Firewall Wizards mailing list archives

Re: Is NAT in OpenBSD PF UPnP enabled or Non UPnP?


From: Darren Reed <darrenr () reed wattle id au>
Date: Sat, 4 Jun 2005 01:45:24 +1000 (EST)

On Jun 2, 2005, at 1:39 PM, Darren Reed wrote:
That, and I encourage users to SSH port forward using a semi-trusted
machine in the DMZ, just as one ought to terminate a VPN endpoint in
the DMZ by preference, where you can.

But ssh isn't a VPN technology per se, it's encrypted telnet (or  
rlogin
or..) that I use from my desktop to my destination so I have some sort
of measurable security benefit.

Inconsistency detected.  Do you remember saying:

Indeed I do.  And I said the above with full knowledege of what I'd said.
Primarily because you evolved your argument to find a way to counter the
tunnel aspect.

I regard SSH with port forwarding as being similar in scope to VPN
access, or IP-over-PPP tunneling, or any similar form of network
encapsulation.

And it's part of the same product, it isn't seperate.  You're expecting
people to treat it differently depending on how they use it.  I use it
like many others do - for the combined functionality at the same time
and there's no sacrificing one for the other.
====================
Instructions.
- a) Could you write out the mailing list post from "From: Darren Reed" up to and including "measurable security benefit.", substituting "perimeter network" for "DMZ"?
- b) Can you carry on the mailing list post from where it stops?
These entries have no connection to the mailing list post.

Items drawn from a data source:
====================
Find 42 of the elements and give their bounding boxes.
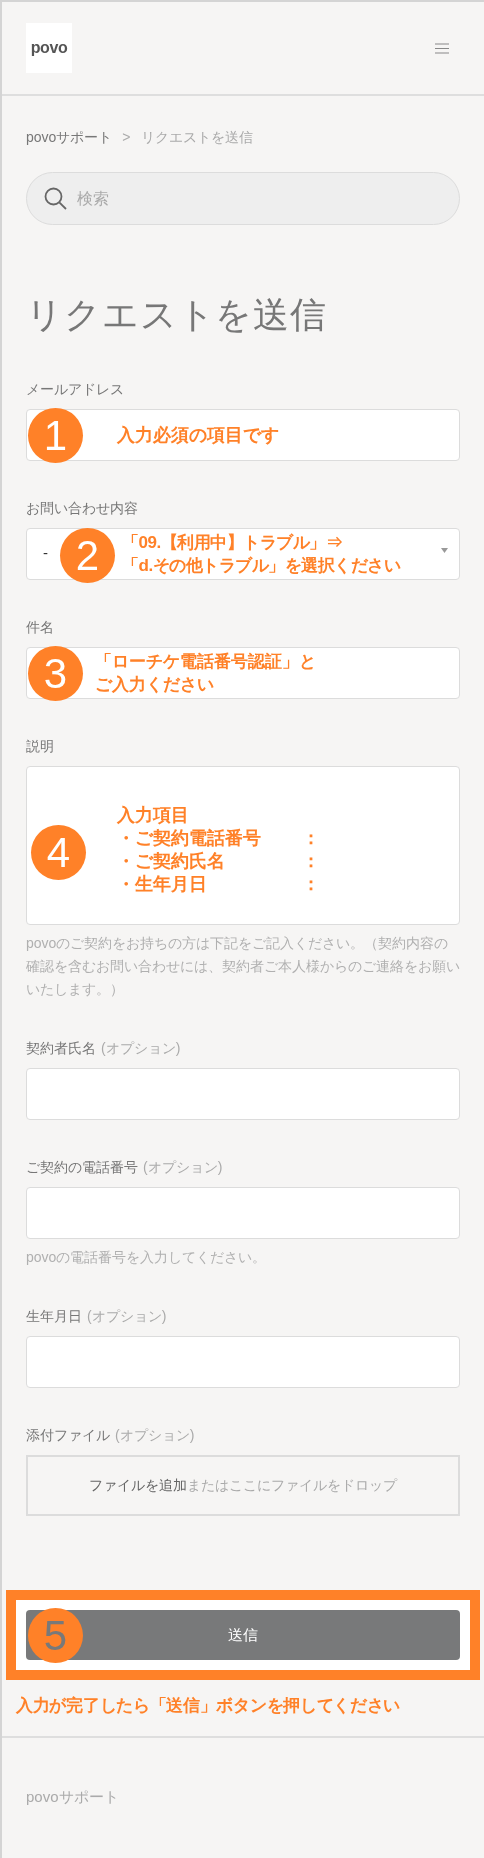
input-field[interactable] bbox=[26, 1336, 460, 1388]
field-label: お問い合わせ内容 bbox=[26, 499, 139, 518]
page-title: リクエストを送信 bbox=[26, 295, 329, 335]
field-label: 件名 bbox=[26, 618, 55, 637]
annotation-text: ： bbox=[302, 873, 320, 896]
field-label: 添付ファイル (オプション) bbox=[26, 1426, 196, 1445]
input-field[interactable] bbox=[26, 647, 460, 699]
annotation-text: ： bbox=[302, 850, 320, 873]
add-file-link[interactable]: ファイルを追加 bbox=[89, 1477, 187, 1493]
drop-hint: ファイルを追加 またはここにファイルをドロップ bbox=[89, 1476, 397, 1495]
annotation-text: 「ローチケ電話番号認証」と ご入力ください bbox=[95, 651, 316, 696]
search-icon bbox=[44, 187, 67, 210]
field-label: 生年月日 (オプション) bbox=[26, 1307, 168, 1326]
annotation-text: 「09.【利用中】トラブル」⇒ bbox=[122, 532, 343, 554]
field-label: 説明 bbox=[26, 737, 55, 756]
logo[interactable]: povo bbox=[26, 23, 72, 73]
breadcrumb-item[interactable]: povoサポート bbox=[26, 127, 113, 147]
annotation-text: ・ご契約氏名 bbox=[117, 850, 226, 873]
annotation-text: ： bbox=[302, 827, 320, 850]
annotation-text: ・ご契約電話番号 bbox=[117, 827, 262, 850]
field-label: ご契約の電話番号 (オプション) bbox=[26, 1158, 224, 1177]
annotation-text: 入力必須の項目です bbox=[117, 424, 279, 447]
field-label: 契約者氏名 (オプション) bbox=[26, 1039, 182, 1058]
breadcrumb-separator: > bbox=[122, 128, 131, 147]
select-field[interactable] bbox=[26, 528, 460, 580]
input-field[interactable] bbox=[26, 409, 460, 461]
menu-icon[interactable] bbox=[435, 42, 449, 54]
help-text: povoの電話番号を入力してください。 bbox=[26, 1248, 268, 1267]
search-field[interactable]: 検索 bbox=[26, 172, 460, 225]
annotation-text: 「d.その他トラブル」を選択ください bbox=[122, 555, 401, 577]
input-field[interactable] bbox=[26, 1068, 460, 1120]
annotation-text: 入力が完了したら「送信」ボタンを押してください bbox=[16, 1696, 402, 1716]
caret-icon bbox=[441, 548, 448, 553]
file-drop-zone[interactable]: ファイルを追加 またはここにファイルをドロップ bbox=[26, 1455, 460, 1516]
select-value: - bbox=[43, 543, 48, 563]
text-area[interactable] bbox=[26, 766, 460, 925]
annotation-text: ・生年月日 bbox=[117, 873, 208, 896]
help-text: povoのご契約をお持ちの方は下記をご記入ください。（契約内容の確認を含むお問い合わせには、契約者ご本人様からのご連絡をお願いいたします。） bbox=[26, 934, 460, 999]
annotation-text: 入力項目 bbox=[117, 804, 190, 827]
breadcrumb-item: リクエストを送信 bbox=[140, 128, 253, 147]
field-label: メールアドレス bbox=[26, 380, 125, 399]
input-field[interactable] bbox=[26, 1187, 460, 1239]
====================
Responses for each task.
- a)
From: Darren Reed <darrenr () reed wattle id au>
Date: Sat, 4 Jun 2005 01:45:24 +1000 (EST)

On Jun 2, 2005, at 1:39 PM, Darren Reed wrote:
That, and I encourage users to SSH port forward using a semi-trusted
machine in the perimeter network, just as one ought to terminate a VPN endpoint in
the perimeter network by preference, where you can.

But ssh isn't a VPN technology per se, it's encrypted telnet (or  
rlogin
or..) that I use from my desktop to my destination so I have some sort
of measurable security benefit.

- b)
[ ... ]
Sure.  If some random user or guest plugs in a laptop with an 802.11
card or a wireless router to a companies' internal subnet, they've
configured a backdoor, a network topology which goes around the
firewall and thus is a serious hole to network security.

This is an irrelevant example, for which there are solutions.
..
If some random user can easily set up a route which goes around the  
firewall, much less permits untrusted traffic back through, that  
represents a serious, possibly critical weakness to your network  
security.

Well then secure your LAN.  This can be done.  This is why your example
is irrelevant.  If you (or anyone else) chooses to run an insecure LAN
then you take on these risks.  If you've signed up for that then don't
complain about it.  LANs do not need to be insecure.

It's like you're going out of your way to exclude "manage" from  
applying
to things like UPnP because if it did (and in a useful way) then you
wouldn't have a platform to stand on to argue that it is bad.

No.  It's like I have a viewpoint on how to setup, configure, and  
manage a network which was formed years before UPnP was invented.

Right and now that viewpoint is growing stale.  The IT industry is
very dynamic, you need to grow and move with the times or get left
behind.

..
I don't think UPnP is helpful for other situations, because  
anyone who can set up DNS or a DHCP server is already managing the  
network well enough that UPnP doesn't really add anything.

I disagree and we'll have to agree to disagree.

Or maybe, as someone who writes software, I look at the problem and
see ways it can be solved rather than obstacles that cannot be  
overcome.

Do you regard security as problem to be solved, or as an obstacle?

A problem to be solved.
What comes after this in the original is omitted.